▸ **Your goal**:
Filter these entries so that only lines with the word "Students" remain.

▸ **Raw data**:
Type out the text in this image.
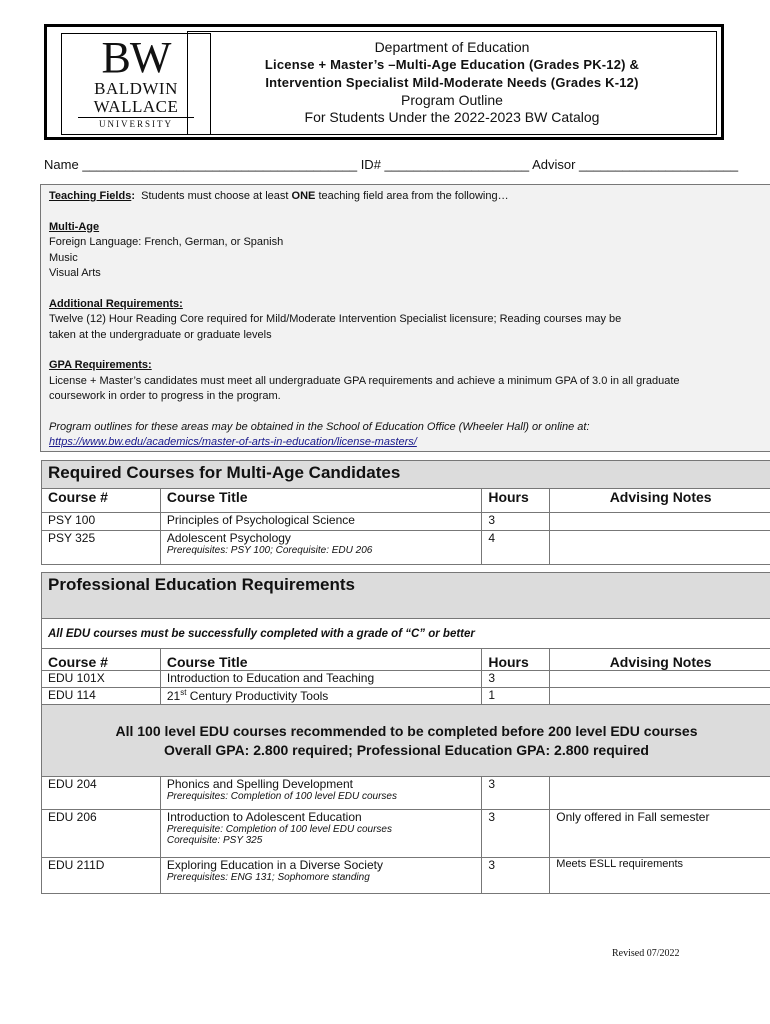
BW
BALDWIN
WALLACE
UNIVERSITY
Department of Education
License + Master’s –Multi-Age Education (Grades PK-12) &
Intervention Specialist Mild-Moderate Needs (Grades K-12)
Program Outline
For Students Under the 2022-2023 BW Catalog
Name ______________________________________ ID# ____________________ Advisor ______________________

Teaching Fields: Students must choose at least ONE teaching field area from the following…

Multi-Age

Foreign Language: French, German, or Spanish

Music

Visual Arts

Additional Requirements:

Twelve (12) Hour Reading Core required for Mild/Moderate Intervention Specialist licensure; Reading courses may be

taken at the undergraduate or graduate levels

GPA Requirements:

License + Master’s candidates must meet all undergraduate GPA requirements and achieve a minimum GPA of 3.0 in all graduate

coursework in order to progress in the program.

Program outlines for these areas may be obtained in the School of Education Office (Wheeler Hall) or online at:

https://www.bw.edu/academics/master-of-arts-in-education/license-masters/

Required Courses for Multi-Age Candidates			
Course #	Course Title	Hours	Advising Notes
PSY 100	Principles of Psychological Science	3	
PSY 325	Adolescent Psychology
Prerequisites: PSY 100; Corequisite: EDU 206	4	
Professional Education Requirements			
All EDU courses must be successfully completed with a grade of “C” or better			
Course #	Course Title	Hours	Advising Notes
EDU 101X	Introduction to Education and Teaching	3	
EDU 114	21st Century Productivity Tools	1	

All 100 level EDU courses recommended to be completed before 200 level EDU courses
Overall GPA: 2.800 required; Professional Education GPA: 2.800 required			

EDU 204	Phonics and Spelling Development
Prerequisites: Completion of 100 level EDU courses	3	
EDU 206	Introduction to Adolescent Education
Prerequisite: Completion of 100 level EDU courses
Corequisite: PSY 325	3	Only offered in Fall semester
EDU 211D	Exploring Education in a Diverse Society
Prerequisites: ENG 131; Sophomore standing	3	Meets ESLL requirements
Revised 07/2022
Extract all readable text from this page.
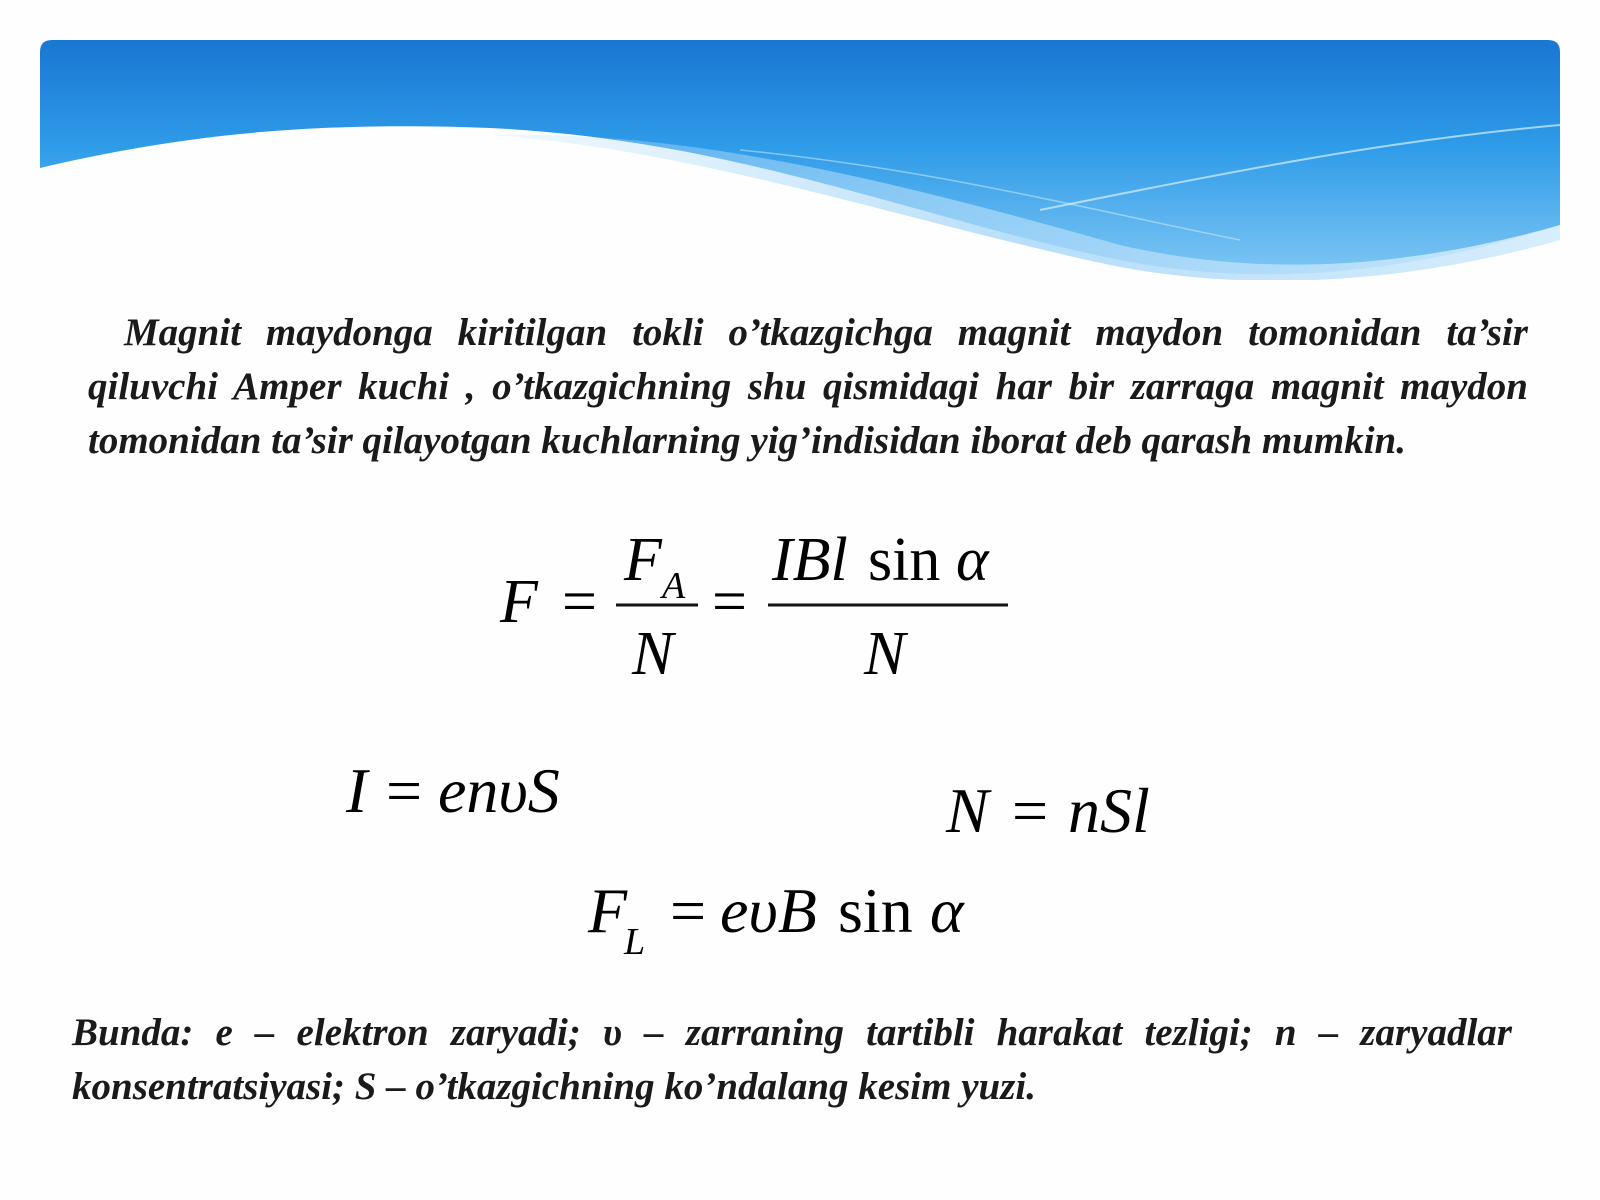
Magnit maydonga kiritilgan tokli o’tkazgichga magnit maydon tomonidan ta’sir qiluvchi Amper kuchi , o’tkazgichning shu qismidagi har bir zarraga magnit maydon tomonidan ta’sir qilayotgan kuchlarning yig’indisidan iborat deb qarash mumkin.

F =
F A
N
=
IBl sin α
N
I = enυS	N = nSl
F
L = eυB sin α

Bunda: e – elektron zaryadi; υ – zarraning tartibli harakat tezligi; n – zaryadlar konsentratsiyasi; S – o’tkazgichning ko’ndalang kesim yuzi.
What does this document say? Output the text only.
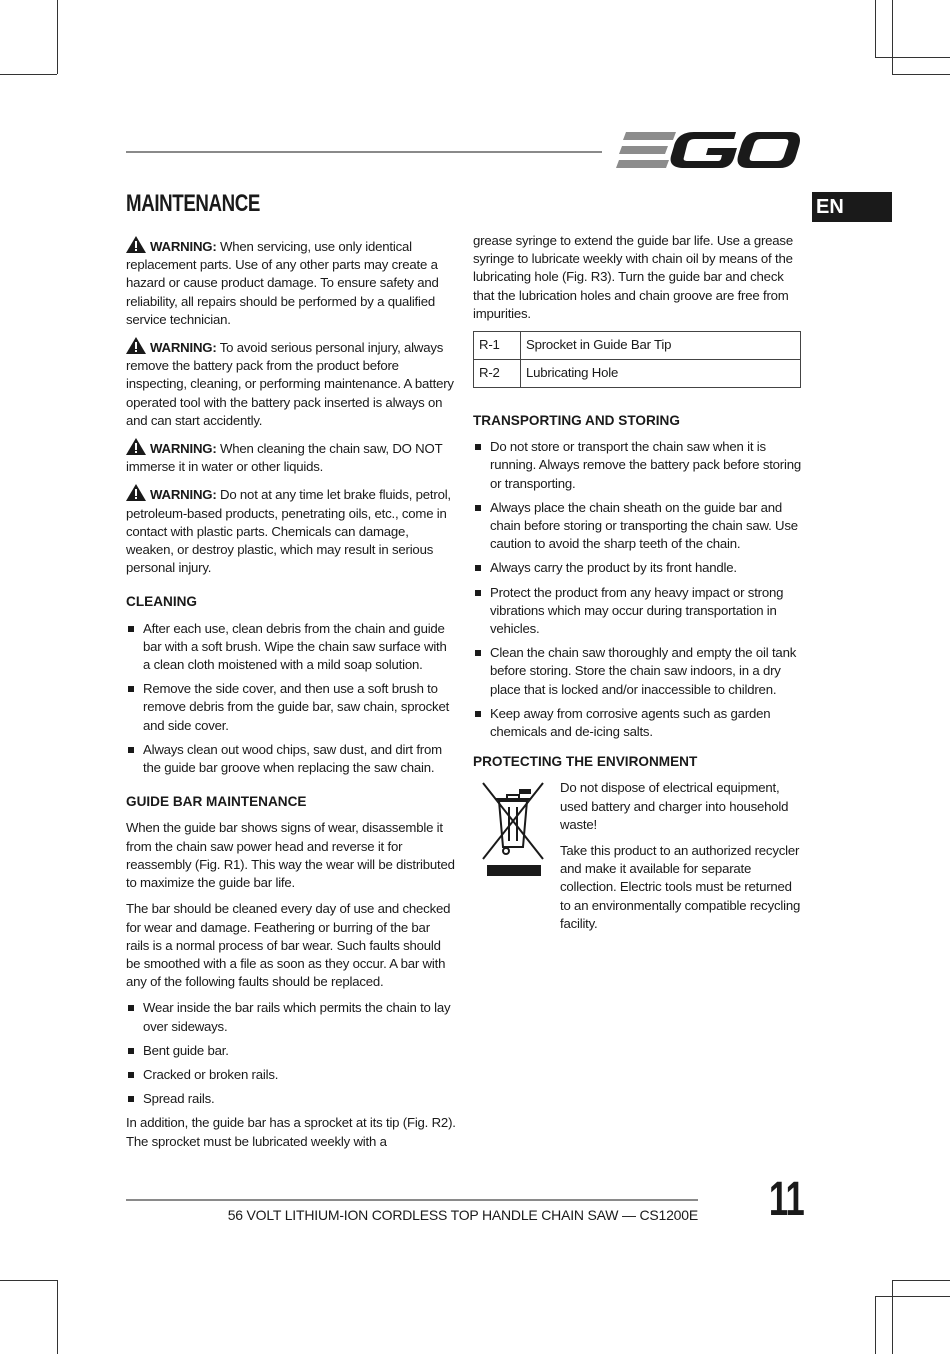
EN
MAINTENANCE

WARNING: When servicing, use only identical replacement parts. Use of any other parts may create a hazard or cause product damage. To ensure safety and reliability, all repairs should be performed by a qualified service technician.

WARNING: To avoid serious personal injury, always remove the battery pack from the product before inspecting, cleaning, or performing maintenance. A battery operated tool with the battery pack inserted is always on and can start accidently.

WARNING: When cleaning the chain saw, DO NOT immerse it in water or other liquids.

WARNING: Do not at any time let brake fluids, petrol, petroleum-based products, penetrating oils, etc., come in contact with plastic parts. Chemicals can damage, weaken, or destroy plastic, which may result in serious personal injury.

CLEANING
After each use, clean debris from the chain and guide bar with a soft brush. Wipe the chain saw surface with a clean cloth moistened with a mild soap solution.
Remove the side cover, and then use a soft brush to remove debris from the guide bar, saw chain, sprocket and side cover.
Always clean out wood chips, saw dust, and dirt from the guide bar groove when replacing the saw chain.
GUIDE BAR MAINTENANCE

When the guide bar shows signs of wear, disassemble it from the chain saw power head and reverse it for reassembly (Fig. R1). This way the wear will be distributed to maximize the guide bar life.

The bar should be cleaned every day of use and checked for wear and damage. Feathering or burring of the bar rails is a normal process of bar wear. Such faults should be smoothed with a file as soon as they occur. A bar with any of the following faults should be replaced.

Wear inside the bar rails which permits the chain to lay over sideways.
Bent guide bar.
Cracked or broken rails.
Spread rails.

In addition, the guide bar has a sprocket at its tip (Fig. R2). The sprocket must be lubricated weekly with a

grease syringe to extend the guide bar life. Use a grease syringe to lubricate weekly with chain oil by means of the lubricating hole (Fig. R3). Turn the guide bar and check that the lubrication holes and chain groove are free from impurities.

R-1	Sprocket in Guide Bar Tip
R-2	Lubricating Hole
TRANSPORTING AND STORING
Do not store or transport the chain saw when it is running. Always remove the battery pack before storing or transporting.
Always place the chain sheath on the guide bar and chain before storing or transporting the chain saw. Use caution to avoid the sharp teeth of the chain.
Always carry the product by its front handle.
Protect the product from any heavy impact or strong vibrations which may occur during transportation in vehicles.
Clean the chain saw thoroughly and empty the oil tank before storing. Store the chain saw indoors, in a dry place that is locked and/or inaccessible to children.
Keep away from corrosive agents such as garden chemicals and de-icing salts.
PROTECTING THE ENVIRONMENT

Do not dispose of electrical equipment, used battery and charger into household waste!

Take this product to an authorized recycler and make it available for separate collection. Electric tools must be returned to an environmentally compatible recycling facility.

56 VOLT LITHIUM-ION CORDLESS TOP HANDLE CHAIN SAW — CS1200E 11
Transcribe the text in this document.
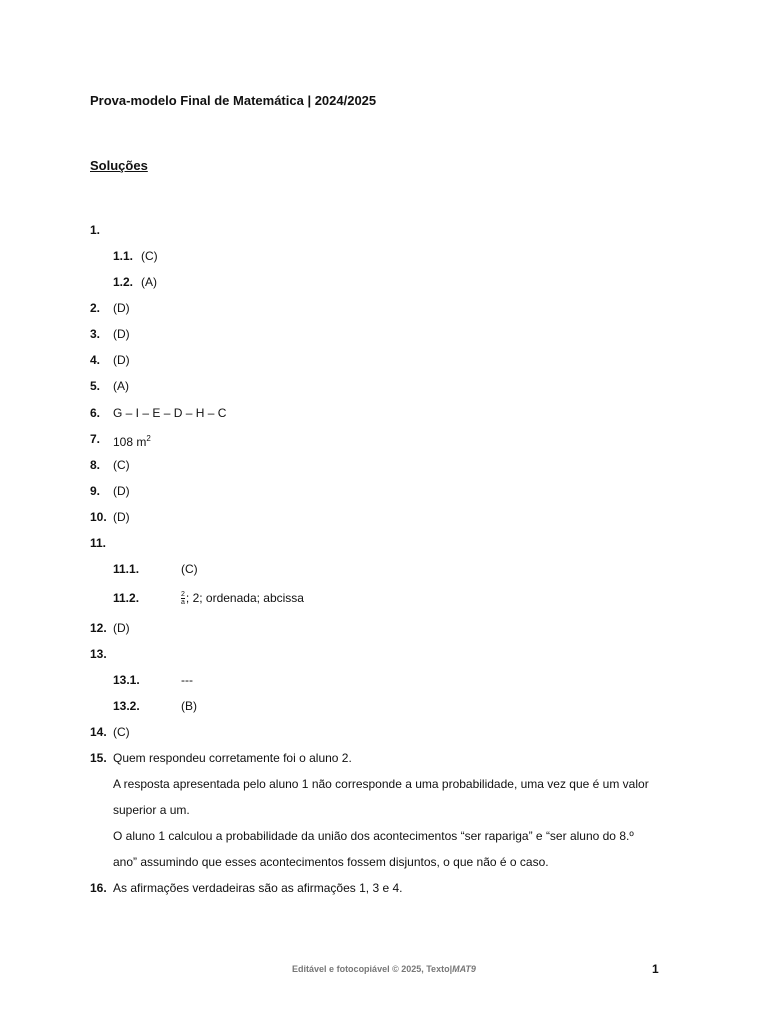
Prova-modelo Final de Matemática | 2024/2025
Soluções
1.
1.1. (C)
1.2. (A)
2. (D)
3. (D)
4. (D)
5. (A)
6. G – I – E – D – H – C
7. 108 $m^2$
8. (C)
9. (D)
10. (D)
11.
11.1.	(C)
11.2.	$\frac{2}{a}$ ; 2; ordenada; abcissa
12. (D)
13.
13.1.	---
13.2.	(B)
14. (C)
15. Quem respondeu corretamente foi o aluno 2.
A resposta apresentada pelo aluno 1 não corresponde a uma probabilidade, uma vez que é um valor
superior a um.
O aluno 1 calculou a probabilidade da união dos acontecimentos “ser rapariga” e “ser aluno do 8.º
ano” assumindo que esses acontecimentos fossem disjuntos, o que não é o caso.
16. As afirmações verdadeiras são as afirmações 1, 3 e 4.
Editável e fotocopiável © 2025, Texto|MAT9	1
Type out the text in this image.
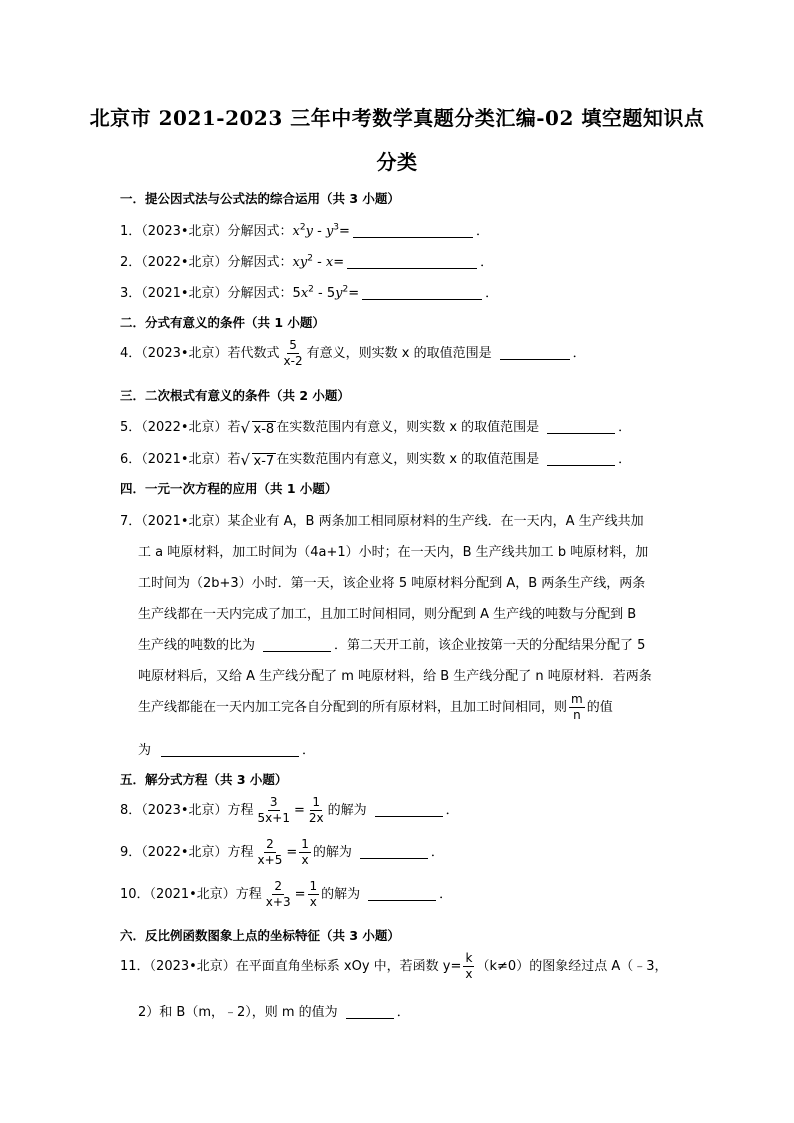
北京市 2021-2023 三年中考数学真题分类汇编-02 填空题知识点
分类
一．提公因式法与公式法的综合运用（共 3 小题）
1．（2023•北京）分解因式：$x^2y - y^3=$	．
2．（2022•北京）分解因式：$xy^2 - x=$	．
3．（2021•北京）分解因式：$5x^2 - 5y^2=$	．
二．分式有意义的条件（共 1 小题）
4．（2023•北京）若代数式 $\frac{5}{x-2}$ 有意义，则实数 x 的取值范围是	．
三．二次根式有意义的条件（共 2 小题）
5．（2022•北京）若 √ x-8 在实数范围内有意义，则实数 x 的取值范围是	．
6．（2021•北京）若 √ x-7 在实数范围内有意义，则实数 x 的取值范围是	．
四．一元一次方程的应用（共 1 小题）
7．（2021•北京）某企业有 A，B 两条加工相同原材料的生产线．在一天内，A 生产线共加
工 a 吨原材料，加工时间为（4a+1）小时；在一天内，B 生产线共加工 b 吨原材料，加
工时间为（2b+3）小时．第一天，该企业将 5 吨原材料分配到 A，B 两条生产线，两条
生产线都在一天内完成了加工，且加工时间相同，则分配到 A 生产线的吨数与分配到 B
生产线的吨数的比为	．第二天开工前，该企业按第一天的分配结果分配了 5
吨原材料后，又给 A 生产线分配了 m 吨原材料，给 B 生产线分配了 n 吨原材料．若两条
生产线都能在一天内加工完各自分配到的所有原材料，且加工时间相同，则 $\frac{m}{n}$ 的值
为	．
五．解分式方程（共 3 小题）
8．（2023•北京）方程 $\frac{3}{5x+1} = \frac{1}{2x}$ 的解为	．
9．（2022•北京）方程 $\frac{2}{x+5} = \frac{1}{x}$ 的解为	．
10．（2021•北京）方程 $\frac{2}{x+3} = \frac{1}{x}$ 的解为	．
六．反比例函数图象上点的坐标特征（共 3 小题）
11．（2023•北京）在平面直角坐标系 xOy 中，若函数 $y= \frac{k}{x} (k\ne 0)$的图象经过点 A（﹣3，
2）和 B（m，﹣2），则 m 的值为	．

▸ **Response to this exercise**:
For Students Under the 2022-2023 BW Catalog
Teaching Fields: Students must choose at least ONE teaching field area from the following…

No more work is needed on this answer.